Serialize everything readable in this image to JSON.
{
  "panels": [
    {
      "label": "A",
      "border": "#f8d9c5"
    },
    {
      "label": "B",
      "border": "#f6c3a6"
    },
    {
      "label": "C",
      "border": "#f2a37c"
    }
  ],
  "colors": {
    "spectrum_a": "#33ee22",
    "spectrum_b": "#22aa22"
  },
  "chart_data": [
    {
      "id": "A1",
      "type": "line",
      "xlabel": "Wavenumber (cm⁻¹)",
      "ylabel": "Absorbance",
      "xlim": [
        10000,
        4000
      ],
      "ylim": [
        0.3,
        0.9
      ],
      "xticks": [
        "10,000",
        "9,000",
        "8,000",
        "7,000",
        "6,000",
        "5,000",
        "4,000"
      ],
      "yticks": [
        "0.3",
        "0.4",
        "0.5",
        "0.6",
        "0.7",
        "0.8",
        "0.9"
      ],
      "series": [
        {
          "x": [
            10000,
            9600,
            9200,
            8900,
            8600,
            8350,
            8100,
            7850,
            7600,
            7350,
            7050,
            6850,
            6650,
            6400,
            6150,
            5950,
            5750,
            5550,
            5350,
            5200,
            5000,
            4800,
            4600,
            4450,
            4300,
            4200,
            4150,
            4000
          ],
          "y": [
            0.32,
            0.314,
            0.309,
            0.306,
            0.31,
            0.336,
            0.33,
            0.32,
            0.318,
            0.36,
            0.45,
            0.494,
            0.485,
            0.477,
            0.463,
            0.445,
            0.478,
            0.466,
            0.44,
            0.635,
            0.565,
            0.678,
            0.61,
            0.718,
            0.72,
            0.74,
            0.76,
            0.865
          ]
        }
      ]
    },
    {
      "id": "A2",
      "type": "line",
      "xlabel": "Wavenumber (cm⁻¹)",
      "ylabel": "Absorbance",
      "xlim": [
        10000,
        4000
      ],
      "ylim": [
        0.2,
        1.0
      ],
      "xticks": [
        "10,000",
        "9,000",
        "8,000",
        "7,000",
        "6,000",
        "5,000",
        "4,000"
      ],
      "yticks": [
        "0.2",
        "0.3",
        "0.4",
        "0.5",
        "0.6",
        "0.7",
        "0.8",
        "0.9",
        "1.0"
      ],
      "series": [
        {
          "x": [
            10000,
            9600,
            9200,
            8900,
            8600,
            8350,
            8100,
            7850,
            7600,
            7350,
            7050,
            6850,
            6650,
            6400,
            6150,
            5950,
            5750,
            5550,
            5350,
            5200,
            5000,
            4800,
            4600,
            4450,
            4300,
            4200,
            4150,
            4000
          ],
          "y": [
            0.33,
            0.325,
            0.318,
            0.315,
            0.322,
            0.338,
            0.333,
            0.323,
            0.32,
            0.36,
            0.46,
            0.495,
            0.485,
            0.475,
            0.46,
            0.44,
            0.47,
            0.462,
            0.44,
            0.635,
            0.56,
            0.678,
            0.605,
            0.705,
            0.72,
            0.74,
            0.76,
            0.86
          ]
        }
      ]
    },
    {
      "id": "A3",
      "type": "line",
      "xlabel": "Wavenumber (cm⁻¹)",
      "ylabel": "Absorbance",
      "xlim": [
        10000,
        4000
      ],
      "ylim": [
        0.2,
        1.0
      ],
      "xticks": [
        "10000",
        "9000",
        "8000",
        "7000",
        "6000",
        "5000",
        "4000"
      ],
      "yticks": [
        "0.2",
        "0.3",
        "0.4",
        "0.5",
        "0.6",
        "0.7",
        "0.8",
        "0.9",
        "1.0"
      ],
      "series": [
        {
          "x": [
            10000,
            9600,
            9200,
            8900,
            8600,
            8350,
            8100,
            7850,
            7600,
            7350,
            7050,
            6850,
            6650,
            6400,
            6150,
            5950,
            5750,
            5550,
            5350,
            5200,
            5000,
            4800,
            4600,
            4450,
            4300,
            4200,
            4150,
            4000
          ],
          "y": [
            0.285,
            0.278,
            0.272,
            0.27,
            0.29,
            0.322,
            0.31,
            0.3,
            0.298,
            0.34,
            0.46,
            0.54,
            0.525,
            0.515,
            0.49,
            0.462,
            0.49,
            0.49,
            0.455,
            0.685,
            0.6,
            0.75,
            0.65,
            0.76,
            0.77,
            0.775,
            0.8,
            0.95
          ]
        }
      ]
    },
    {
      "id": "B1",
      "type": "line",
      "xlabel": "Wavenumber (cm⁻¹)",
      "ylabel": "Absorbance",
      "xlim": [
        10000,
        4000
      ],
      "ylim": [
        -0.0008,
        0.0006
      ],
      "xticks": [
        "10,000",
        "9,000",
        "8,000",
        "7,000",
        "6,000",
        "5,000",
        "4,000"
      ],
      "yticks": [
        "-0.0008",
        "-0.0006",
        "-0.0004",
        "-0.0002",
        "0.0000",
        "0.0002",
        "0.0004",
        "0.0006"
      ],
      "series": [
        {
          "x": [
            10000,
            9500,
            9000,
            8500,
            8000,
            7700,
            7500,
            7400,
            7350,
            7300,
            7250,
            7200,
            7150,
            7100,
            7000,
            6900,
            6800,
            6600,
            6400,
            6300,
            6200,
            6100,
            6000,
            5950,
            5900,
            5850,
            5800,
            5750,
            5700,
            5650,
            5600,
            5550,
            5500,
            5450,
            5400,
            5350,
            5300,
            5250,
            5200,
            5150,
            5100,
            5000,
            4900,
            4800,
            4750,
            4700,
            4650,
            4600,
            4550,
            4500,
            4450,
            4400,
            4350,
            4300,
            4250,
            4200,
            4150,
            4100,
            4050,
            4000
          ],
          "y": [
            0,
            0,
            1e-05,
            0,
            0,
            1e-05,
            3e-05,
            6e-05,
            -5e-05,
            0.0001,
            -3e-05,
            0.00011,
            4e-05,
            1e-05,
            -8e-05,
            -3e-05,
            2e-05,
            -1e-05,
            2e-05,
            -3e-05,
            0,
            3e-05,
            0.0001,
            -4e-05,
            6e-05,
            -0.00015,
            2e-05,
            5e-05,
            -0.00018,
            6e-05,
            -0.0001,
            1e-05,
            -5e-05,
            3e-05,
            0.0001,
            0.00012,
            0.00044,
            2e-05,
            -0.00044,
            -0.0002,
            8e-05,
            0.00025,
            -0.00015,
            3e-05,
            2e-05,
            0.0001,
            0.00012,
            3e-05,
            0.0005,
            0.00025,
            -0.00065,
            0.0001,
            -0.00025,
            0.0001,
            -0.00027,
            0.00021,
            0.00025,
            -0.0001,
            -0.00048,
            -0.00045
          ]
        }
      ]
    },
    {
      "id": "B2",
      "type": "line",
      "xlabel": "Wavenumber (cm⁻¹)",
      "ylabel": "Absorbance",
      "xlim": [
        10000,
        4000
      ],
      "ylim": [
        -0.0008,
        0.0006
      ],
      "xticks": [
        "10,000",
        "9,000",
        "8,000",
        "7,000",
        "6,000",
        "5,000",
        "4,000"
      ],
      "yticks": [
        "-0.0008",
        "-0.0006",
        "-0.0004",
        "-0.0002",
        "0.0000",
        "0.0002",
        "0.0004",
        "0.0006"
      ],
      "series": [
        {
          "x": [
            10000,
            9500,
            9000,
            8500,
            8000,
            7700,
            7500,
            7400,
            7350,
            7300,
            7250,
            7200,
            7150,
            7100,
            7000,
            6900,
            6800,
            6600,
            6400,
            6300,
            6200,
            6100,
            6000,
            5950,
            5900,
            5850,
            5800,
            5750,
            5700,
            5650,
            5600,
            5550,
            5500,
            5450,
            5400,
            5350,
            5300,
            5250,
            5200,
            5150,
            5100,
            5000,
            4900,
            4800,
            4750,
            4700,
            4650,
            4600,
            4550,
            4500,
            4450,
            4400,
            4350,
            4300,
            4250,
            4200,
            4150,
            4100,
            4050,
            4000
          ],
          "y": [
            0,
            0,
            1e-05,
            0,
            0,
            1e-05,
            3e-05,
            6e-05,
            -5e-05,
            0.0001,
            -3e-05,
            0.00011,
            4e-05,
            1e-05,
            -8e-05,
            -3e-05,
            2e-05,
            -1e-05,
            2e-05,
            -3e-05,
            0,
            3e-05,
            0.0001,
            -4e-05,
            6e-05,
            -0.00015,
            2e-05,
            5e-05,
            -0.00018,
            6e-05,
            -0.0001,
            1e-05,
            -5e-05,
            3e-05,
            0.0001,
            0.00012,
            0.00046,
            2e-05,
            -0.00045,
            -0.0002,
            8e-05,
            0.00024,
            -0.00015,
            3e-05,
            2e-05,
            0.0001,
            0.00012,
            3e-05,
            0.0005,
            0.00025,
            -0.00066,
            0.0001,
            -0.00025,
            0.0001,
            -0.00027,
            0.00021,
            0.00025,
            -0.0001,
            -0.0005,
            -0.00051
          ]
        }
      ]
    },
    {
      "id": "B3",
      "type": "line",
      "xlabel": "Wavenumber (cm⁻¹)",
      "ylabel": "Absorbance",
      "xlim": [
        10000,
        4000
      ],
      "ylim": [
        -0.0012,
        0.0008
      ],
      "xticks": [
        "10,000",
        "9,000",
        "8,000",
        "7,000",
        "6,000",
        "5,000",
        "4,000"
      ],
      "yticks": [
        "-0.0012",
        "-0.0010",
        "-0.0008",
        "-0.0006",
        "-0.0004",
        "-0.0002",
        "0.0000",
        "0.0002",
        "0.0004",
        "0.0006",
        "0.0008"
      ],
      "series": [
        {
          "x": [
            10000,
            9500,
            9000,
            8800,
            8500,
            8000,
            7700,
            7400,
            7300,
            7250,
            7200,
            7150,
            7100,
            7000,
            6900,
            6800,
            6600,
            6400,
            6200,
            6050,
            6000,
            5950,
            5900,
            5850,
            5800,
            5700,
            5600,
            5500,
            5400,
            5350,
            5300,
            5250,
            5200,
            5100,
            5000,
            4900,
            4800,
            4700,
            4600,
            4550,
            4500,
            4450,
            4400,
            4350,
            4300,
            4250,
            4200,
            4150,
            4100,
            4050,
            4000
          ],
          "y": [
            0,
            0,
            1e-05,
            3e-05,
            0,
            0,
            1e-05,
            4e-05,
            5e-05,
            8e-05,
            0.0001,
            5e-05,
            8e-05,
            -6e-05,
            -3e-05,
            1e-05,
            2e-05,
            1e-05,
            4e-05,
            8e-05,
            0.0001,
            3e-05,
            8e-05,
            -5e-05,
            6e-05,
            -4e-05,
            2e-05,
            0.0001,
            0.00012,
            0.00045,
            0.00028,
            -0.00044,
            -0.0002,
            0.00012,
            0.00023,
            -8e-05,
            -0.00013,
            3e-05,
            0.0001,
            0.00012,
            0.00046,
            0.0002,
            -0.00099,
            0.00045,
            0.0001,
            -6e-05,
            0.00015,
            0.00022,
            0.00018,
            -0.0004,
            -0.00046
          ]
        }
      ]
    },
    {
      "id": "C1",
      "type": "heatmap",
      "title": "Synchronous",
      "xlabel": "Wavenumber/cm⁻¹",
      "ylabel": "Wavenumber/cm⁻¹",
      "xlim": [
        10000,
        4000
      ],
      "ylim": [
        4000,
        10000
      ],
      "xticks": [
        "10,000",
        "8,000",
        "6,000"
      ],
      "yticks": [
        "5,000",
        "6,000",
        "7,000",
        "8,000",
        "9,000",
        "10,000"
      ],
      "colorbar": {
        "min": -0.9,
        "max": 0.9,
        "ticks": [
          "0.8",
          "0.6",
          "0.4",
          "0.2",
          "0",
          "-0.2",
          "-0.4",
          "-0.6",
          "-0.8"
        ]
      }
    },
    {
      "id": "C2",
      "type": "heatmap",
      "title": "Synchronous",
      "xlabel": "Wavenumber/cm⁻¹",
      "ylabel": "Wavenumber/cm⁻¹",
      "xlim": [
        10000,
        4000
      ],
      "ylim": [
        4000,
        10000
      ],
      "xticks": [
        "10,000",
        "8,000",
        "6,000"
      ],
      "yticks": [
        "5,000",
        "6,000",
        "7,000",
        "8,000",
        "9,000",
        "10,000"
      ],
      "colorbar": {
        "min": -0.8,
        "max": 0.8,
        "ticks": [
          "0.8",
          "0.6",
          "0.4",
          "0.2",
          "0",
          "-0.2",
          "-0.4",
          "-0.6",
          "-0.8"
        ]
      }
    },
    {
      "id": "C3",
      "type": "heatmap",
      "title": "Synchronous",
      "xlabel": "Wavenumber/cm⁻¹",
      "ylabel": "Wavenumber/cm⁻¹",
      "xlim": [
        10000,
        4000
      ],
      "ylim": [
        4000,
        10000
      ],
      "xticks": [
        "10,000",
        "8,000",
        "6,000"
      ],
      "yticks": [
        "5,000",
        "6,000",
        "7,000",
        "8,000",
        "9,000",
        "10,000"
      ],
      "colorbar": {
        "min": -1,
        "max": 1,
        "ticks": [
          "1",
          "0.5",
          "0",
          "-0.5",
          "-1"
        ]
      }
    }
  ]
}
——
- PROBLEM TO SOLVE
Copy every line in the entries above that has the string "border" in it.

- WRITTEN REPLY
      "border": "#f8d9c5"
      "border": "#f6c3a6"
      "border": "#f2a37c"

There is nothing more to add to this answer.